Problem description
Retype the full set of records. Keep every character identical.

[Stored records]
====
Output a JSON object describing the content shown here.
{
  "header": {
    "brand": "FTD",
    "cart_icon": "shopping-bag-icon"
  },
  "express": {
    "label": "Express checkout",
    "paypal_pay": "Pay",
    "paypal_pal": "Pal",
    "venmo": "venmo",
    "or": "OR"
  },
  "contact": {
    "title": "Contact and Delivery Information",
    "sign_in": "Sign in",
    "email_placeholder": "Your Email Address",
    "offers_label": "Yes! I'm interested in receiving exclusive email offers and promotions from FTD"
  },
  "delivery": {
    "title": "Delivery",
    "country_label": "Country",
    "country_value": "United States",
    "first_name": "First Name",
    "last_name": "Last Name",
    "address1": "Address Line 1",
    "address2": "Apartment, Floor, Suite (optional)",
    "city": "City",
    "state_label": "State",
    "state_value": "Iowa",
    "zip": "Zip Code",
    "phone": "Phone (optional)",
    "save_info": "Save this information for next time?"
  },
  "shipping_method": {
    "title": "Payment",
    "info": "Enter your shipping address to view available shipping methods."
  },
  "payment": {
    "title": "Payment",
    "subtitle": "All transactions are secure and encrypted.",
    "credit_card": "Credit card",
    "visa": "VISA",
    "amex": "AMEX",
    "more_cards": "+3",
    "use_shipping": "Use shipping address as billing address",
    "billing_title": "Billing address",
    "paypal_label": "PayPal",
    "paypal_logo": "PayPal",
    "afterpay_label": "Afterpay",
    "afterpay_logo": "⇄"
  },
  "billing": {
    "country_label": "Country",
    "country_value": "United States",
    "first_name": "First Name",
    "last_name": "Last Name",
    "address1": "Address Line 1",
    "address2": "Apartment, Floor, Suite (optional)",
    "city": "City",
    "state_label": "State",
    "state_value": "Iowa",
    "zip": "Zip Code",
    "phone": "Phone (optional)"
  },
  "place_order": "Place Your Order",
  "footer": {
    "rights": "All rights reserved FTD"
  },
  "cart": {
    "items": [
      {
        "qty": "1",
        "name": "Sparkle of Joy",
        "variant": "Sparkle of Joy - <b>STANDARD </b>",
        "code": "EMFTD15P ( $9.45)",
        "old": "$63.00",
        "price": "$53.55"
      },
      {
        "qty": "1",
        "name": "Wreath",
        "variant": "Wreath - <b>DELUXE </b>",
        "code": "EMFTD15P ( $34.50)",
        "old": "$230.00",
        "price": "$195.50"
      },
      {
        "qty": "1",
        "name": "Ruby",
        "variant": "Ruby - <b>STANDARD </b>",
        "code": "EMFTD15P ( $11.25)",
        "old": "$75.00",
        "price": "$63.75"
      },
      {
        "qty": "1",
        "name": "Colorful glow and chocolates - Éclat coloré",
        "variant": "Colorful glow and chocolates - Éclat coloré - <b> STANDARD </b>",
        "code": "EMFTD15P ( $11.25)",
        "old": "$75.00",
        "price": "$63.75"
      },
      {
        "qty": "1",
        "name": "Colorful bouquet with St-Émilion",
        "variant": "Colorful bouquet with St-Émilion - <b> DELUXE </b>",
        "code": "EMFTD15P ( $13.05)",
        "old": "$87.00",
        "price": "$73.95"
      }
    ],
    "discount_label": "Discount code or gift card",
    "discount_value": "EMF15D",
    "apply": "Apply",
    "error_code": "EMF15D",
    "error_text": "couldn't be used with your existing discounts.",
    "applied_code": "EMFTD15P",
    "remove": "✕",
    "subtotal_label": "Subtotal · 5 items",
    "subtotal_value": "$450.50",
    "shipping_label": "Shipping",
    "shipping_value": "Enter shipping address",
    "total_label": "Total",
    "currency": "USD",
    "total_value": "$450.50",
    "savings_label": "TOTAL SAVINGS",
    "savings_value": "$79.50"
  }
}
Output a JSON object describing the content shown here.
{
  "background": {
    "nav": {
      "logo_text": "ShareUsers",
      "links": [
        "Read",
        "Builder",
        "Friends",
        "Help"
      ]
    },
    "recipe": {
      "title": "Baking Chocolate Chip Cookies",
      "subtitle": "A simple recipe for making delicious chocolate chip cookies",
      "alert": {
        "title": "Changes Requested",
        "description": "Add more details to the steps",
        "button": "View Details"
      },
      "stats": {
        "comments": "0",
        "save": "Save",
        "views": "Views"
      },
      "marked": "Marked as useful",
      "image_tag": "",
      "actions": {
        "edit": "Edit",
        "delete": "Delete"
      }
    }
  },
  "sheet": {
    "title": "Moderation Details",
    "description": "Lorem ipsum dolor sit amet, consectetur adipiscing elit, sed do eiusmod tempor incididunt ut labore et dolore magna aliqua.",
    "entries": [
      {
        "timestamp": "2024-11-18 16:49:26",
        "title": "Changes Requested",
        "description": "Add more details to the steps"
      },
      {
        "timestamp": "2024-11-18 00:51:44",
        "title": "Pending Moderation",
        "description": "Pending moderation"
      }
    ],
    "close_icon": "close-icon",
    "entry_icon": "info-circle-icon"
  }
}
====
Response to this exercise
Output a JSON object describing the content shown here.
{
  "header": {
    "brand": "FTD",
    "cart_icon": "shopping-bag-icon"
  },
  "express": {
    "label": "Express checkout",
    "paypal_pay": "Pay",
    "paypal_pal": "Pal",
    "venmo": "venmo",
    "or": "OR"
  },
  "contact": {
    "title": "Contact and Delivery Information",
    "sign_in": "Sign in",
    "email_placeholder": "Your Email Address",
    "offers_label": "Yes! I'm interested in receiving exclusive email offers and promotions from FTD"
  },
  "delivery": {
    "title": "Delivery",
    "country_label": "Country",
    "country_value": "United States",
    "first_name": "First Name",
    "last_name": "Last Name",
    "address1": "Address Line 1",
    "address2": "Apartment, Floor, Suite (optional)",
    "city": "City",
    "state_label": "State",
    "state_value": "Iowa",
    "zip": "Zip Code",
    "phone": "Phone (optional)",
    "save_info": "Save this information for next time?"
  },
  "shipping_method": {
    "title": "Payment",
    "info": "Enter your shipping address to view available shipping methods."
  },
  "payment": {
    "title": "Payment",
    "subtitle": "All transactions are secure and encrypted.",
    "credit_card": "Credit card",
    "visa": "VISA",
    "amex": "AMEX",
    "more_cards": "+3",
    "use_shipping": "Use shipping address as billing address",
    "billing_title": "Billing address",
    "paypal_label": "PayPal",
    "paypal_logo": "PayPal",
    "afterpay_label": "Afterpay",
    "afterpay_logo": "⇄"
  },
  "billing": {
    "country_label": "Country",
    "country_value": "United States",
    "first_name": "First Name",
    "last_name": "Last Name",
    "address1": "Address Line 1",
    "address2": "Apartment, Floor, Suite (optional)",
    "city": "City",
    "state_label": "State",
    "state_value": "Iowa",
    "zip": "Zip Code",
    "phone": "Phone (optional)"
  },
  "place_order": "Place Your Order",
  "footer": {
    "rights": "All rights reserved FTD"
  },
  "cart": {
    "items": [
      {
        "qty": "1",
        "name": "Sparkle of Joy",
        "variant": "Sparkle of Joy - <b>STANDARD </b>",
        "code": "EMFTD15P ( $9.45)",
        "old": "$63.00",
        "price": "$53.55"
      },
      {
        "qty": "1",
        "name": "Wreath",
        "variant": "Wreath - <b>DELUXE </b>",
        "code": "EMFTD15P ( $34.50)",
        "old": "$230.00",
        "price": "$195.50"
      },
      {
        "qty": "1",
        "name": "Ruby",
        "variant": "Ruby - <b>STANDARD </b>",
        "code": "EMFTD15P ( $11.25)",
        "old": "$75.00",
        "price": "$63.75"
      },
      {
        "qty": "1",
        "name": "Colorful glow and chocolates - Éclat coloré",
        "variant": "Colorful glow and chocolates - Éclat coloré - <b> STANDARD </b>",
        "code": "EMFTD15P ( $11.25)",
        "old": "$75.00",
        "price": "$63.75"
      },
      {
        "qty": "1",
        "name": "Colorful bouquet with St-Émilion",
        "variant": "Colorful bouquet with St-Émilion - <b> DELUXE </b>",
        "code": "EMFTD15P ( $13.05)",
        "old": "$87.00",
        "price": "$73.95"
      }
    ],
    "discount_label": "Discount code or gift card",
    "discount_value": "EMF15D",
    "apply": "Apply",
    "error_code": "EMF15D",
    "error_text": "couldn't be used with your existing discounts.",
    "applied_code": "EMFTD15P",
    "remove": "✕",
    "subtotal_label": "Subtotal · 5 items",
    "subtotal_value": "$450.50",
    "shipping_label": "Shipping",
    "shipping_value": "Enter shipping address",
    "total_label": "Total",
    "currency": "USD",
    "total_value": "$450.50",
    "savings_label": "TOTAL SAVINGS",
    "savings_value": "$79.50"
  }
}
Output a JSON object describing the content shown here.
{
  "background": {
    "nav": {
      "logo_text": "ShareUsers",
      "links": [
        "Read",
        "Builder",
        "Friends",
        "Help"
      ]
    },
    "recipe": {
      "title": "Baking Chocolate Chip Cookies",
      "subtitle": "A simple recipe for making delicious chocolate chip cookies",
      "alert": {
        "title": "Changes Requested",
        "description": "Add more details to the steps",
        "button": "View Details"
      },
      "stats": {
        "comments": "0",
        "save": "Save",
        "views": "Views"
      },
      "marked": "Marked as useful",
      "image_tag": "",
      "actions": {
        "edit": "Edit",
        "delete": "Delete"
      }
    }
  },
  "sheet": {
    "title": "Moderation Details",
    "description": "Lorem ipsum dolor sit amet, consectetur adipiscing elit, sed do eiusmod tempor incididunt ut labore et dolore magna aliqua.",
    "entries": [
      {
        "timestamp": "2024-11-18 16:49:26",
        "title": "Changes Requested",
        "description": "Add more details to the steps"
      },
      {
        "timestamp": "2024-11-18 00:51:44",
        "title": "Pending Moderation",
        "description": "Pending moderation"
      }
    ],
    "close_icon": "close-icon",
    "entry_icon": "info-circle-icon"
  }
}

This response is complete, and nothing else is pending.